**Exercise goal**
Note how many lines hold "Free" and report that number by itself.

**Source data**
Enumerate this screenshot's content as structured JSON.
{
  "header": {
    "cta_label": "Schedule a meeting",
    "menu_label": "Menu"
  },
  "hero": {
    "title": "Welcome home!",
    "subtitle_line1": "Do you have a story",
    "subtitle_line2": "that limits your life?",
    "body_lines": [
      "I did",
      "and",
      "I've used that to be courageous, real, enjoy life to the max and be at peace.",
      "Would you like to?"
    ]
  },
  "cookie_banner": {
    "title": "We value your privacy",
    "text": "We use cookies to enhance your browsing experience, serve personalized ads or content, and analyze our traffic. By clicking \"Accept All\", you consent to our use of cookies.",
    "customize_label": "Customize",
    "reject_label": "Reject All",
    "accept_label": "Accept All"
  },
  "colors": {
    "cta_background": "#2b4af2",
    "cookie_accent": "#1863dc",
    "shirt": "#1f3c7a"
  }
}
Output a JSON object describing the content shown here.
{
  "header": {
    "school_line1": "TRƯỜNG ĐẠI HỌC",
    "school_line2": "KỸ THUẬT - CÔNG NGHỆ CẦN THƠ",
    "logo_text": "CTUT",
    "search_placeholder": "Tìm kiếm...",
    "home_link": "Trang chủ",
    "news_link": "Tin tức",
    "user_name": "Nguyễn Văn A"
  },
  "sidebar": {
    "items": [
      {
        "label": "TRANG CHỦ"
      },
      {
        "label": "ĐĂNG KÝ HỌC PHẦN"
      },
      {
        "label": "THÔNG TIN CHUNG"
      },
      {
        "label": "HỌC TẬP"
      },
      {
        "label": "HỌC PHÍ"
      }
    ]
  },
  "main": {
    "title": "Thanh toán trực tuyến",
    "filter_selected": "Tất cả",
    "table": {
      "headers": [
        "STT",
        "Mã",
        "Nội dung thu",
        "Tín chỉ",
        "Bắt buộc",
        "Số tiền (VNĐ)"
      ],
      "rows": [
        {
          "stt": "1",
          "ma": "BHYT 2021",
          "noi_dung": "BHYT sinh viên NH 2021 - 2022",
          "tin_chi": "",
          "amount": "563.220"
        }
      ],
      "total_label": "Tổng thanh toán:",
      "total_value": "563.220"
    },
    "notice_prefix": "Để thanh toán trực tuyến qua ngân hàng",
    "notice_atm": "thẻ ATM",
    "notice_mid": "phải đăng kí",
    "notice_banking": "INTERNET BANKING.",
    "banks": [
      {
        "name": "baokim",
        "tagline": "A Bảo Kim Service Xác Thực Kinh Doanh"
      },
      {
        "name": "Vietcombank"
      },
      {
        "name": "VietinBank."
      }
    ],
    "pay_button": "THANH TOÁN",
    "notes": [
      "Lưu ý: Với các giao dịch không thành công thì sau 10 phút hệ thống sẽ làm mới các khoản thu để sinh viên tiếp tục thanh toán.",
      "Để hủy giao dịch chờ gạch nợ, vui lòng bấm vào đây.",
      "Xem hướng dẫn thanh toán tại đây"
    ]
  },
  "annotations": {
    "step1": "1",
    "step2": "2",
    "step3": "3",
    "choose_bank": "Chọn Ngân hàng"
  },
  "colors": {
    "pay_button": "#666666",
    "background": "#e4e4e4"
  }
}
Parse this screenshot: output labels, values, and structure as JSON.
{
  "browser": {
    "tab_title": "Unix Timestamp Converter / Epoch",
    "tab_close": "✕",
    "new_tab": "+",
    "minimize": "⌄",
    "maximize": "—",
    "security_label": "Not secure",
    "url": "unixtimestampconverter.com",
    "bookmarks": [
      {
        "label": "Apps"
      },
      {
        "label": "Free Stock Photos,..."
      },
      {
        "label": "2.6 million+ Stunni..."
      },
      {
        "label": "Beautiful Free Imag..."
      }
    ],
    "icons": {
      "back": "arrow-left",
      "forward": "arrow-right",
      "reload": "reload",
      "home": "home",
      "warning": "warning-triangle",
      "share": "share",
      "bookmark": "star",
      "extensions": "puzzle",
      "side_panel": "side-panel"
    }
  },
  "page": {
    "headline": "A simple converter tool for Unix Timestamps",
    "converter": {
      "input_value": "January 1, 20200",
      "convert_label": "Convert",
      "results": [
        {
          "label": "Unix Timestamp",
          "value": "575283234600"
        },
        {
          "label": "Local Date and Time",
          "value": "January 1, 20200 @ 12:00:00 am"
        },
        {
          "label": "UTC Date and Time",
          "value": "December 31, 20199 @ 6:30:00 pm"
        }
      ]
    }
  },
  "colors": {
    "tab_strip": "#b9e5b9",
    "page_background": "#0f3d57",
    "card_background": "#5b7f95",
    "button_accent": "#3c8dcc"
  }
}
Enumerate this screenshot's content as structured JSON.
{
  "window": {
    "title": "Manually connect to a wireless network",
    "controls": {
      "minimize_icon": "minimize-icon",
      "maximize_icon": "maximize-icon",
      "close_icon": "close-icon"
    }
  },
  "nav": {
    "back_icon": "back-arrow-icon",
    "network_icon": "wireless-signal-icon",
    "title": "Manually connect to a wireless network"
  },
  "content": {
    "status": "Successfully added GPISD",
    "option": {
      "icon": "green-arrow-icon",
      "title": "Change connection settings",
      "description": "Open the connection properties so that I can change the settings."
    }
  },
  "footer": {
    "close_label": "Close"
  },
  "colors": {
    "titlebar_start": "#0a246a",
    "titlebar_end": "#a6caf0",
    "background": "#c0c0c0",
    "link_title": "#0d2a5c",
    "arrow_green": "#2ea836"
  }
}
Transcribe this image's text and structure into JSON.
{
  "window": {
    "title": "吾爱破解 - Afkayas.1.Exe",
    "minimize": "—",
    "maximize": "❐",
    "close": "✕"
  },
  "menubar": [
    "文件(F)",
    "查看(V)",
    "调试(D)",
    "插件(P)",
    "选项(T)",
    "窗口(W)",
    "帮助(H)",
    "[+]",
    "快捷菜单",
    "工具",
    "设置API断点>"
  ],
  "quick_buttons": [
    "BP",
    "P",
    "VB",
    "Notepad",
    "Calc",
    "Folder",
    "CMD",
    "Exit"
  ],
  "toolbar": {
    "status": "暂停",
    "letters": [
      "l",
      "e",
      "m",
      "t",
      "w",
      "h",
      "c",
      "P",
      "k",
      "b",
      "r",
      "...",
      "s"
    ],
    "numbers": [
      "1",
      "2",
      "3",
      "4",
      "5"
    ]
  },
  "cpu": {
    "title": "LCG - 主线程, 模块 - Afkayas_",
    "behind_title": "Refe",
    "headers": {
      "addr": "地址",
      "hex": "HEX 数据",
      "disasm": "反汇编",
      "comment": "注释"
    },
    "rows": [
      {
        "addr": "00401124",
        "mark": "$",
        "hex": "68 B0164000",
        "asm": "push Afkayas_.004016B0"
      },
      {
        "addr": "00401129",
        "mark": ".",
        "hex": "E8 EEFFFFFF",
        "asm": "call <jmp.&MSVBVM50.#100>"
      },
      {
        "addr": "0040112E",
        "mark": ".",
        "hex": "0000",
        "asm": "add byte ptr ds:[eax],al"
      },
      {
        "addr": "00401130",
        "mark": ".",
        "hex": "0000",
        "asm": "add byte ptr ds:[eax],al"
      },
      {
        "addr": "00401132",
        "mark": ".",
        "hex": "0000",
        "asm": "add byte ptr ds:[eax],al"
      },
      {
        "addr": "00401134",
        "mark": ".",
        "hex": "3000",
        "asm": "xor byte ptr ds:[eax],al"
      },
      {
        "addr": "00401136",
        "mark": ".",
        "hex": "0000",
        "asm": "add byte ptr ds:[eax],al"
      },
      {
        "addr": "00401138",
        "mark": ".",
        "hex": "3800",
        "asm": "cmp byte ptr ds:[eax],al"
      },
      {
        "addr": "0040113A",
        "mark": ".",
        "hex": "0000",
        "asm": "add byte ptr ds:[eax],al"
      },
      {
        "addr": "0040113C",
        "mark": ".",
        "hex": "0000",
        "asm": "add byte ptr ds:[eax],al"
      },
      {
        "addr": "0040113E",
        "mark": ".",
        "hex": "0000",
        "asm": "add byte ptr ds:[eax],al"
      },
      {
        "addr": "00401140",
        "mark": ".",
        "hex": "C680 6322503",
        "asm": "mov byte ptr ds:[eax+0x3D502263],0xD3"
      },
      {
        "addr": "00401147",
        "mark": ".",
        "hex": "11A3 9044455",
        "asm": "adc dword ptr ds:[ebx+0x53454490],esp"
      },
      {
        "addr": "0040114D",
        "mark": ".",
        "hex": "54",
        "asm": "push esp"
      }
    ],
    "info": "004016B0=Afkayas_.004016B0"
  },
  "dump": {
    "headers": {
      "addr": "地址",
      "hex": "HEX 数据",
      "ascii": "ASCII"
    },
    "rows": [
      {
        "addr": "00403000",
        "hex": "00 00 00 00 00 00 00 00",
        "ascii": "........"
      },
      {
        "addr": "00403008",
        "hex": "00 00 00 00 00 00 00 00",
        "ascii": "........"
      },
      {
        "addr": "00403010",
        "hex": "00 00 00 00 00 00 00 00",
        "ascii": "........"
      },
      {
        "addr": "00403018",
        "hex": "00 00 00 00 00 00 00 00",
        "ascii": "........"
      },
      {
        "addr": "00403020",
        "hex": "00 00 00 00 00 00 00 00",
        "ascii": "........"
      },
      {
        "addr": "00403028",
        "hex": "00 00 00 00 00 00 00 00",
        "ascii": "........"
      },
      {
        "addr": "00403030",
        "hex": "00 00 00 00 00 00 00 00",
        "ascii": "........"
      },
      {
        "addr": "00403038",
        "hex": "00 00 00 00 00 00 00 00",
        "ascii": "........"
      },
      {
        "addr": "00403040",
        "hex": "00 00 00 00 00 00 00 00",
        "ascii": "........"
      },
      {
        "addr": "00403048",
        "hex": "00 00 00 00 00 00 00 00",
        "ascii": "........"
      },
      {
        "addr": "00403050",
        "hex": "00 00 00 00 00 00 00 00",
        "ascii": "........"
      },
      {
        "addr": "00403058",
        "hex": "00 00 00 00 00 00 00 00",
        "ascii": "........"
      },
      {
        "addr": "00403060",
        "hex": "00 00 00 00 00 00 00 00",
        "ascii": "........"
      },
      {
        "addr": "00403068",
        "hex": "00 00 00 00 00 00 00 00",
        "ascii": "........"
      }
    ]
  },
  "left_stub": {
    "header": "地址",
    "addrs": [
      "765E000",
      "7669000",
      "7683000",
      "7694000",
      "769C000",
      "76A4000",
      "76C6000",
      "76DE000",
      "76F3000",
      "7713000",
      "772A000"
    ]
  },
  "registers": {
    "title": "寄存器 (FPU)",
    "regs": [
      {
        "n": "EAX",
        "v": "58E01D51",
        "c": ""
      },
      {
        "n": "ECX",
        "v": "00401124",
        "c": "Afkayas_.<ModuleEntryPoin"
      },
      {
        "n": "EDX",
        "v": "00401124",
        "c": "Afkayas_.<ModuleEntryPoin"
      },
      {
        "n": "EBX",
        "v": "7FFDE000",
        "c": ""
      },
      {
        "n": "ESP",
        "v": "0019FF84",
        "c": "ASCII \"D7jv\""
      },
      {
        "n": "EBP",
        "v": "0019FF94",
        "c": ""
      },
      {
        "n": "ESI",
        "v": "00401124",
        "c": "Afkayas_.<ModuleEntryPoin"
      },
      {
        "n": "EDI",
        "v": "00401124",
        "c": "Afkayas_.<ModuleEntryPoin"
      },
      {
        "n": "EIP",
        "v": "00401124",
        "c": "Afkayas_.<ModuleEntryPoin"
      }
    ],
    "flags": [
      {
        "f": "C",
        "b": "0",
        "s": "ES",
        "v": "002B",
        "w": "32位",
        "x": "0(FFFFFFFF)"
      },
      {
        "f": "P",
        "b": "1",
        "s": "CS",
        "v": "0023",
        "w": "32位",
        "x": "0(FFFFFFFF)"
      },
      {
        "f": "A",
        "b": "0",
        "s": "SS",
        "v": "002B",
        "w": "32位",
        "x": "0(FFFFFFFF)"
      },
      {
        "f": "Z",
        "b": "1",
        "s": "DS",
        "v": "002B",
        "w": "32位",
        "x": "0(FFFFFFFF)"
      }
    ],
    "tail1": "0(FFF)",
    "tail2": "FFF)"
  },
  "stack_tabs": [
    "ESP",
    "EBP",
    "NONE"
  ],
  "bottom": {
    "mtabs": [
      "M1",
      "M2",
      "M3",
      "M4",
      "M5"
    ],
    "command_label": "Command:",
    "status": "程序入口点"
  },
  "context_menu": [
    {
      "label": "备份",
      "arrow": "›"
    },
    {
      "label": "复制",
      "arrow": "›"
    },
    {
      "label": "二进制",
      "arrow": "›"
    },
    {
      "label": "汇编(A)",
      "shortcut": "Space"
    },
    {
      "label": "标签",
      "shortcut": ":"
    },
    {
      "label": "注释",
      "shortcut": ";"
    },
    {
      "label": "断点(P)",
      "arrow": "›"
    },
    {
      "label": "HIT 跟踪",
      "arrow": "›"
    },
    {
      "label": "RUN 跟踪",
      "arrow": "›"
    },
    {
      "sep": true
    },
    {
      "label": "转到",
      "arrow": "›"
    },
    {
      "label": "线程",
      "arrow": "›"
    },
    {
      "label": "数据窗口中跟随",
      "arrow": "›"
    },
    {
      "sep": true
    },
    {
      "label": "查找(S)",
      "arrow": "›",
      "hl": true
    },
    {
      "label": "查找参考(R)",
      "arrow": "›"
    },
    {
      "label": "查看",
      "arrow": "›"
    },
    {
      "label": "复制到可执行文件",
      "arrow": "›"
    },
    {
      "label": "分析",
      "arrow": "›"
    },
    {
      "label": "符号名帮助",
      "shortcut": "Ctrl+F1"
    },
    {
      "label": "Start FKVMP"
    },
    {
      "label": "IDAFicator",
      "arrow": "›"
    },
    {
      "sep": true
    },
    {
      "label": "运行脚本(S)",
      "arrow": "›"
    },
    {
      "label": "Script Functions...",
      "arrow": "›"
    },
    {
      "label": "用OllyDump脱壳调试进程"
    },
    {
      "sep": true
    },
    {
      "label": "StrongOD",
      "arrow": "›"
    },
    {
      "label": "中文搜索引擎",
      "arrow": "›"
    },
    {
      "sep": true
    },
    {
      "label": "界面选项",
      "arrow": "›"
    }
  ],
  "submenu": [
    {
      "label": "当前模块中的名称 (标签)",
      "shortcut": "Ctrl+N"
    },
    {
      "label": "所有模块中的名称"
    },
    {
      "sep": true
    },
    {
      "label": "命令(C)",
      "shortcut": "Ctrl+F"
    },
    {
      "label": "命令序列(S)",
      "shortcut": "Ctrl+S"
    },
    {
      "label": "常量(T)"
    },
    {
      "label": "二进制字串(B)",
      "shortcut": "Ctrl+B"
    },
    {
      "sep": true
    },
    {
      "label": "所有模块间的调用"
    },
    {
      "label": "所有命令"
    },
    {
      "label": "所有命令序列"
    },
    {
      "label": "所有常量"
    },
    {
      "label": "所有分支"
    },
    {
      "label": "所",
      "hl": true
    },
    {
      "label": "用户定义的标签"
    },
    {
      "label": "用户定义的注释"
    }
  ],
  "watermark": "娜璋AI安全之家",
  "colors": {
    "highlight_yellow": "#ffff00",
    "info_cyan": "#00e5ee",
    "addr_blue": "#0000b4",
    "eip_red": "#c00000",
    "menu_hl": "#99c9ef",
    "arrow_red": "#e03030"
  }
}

**Task output**
2